- INSTRUCTION:
Scan the data. Collect each line that contains the word "tons".

- DATA SECTION:
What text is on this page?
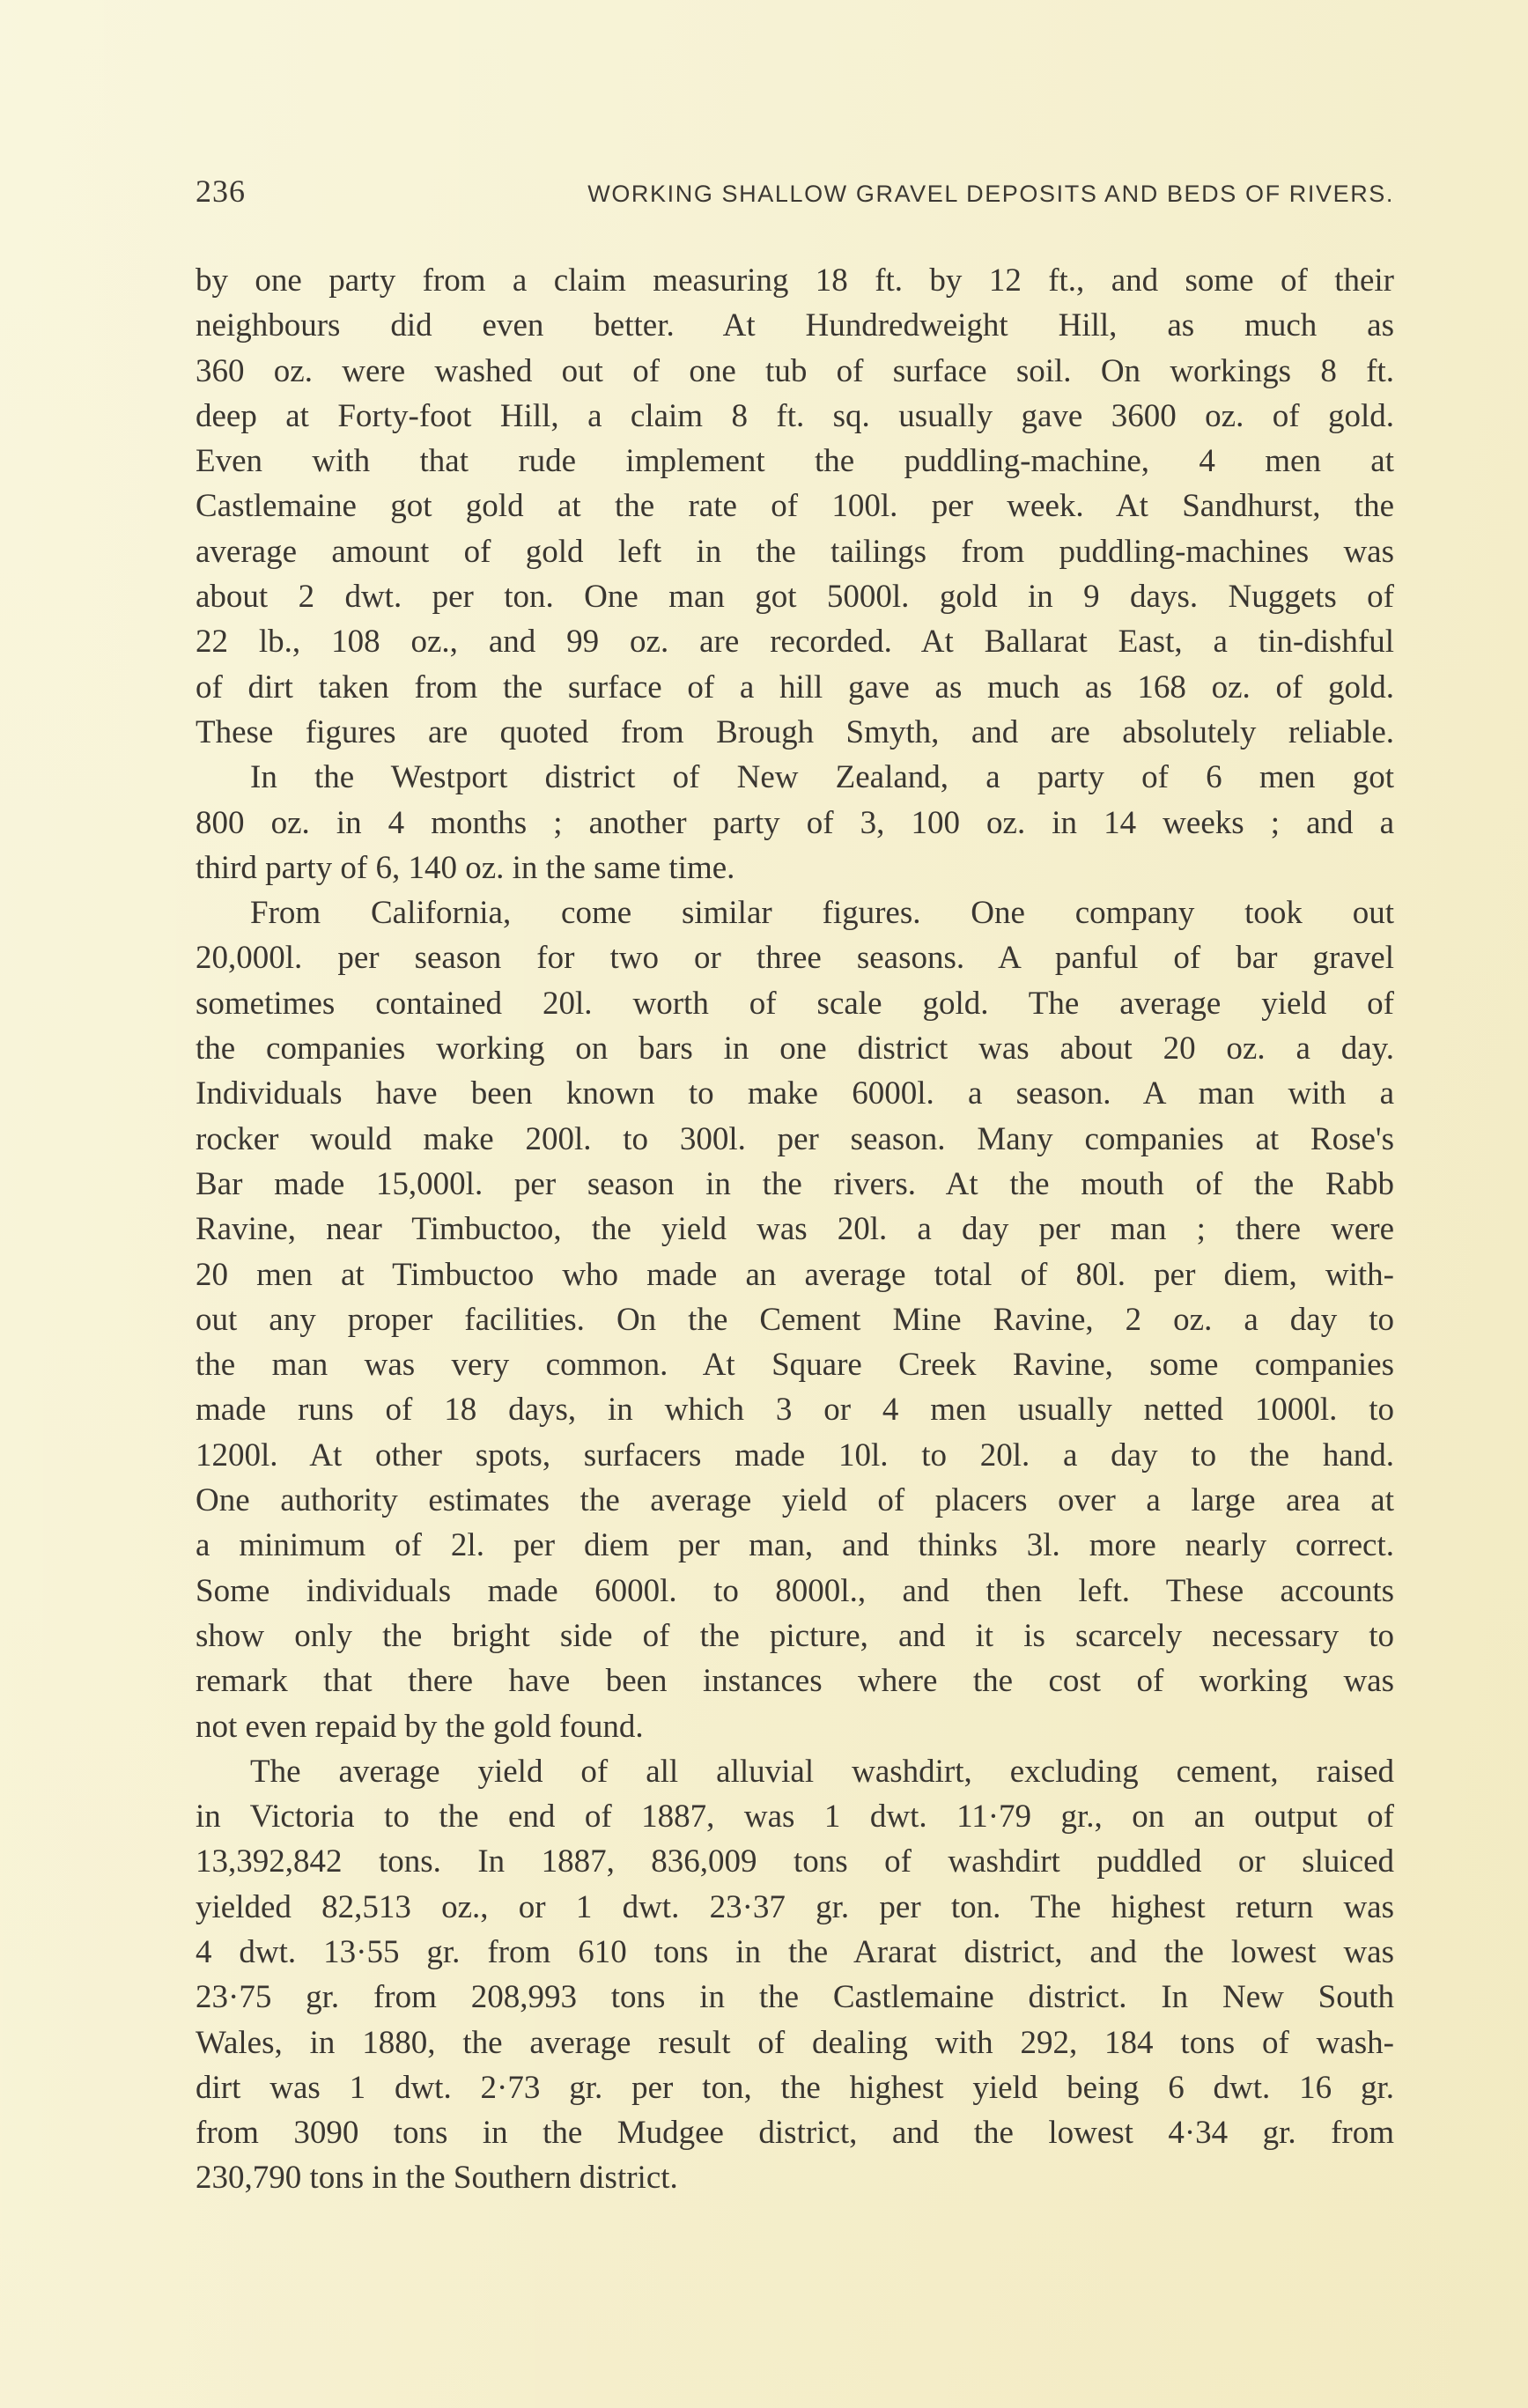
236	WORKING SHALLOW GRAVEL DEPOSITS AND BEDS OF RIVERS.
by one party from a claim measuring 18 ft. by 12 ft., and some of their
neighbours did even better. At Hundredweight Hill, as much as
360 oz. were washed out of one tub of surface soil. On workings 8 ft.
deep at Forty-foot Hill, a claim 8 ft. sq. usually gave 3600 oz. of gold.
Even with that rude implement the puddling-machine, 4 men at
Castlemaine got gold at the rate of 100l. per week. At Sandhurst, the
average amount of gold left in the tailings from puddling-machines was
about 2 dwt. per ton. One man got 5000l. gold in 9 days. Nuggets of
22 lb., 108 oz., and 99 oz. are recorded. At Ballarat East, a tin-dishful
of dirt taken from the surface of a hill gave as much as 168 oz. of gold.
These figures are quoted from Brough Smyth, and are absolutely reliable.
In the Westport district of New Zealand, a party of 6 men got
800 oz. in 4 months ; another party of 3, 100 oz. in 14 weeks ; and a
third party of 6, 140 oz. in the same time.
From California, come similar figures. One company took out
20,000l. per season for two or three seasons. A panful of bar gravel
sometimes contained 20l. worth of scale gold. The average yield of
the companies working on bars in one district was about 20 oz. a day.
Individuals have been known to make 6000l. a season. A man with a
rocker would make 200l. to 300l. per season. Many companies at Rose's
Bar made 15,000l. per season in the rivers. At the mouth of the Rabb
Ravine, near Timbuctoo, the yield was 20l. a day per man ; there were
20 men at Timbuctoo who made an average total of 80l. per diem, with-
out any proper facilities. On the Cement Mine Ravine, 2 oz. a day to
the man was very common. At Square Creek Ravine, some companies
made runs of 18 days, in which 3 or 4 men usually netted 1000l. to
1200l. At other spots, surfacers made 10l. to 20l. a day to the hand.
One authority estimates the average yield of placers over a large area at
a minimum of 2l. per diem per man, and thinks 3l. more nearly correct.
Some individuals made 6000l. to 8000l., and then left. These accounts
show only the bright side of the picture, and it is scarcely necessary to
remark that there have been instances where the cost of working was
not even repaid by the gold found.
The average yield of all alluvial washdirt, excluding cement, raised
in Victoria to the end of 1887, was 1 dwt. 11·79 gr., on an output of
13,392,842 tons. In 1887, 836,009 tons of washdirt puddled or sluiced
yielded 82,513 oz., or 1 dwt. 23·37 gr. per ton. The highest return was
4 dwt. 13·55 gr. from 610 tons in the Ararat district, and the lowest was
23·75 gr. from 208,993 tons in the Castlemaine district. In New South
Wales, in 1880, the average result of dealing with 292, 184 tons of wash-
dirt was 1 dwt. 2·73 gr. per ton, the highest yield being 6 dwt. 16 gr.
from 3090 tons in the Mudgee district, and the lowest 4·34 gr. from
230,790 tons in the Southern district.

==

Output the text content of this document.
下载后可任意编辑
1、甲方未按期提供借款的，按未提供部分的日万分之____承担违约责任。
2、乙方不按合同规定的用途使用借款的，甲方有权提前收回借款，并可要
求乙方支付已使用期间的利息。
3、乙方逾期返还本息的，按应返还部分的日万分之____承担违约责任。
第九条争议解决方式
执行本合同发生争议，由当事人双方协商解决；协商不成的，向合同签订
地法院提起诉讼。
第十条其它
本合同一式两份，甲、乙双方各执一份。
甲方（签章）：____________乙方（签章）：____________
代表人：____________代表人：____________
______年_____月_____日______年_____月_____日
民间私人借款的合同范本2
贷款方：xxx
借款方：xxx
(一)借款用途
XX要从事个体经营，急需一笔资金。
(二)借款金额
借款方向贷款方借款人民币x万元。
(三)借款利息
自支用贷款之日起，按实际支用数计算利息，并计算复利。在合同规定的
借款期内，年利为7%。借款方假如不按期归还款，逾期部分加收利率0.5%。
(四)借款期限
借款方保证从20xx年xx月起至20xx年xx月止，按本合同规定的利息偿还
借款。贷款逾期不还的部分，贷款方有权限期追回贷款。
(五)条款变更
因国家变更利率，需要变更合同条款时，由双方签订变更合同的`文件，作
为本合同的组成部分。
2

- SOLUTION FOR THIS PROBLEM:
13,392,842 tons. In 1887, 836,009 tons of washdirt puddled or sluiced
4 dwt. 13·55 gr. from 610 tons in the Ararat district, and the lowest was
23·75 gr. from 208,993 tons in the Castlemaine district. In New South
Wales, in 1880, the average result of dealing with 292, 184 tons of wash-
from 3090 tons in the Mudgee district, and the lowest 4·34 gr. from
230,790 tons in the Southern district.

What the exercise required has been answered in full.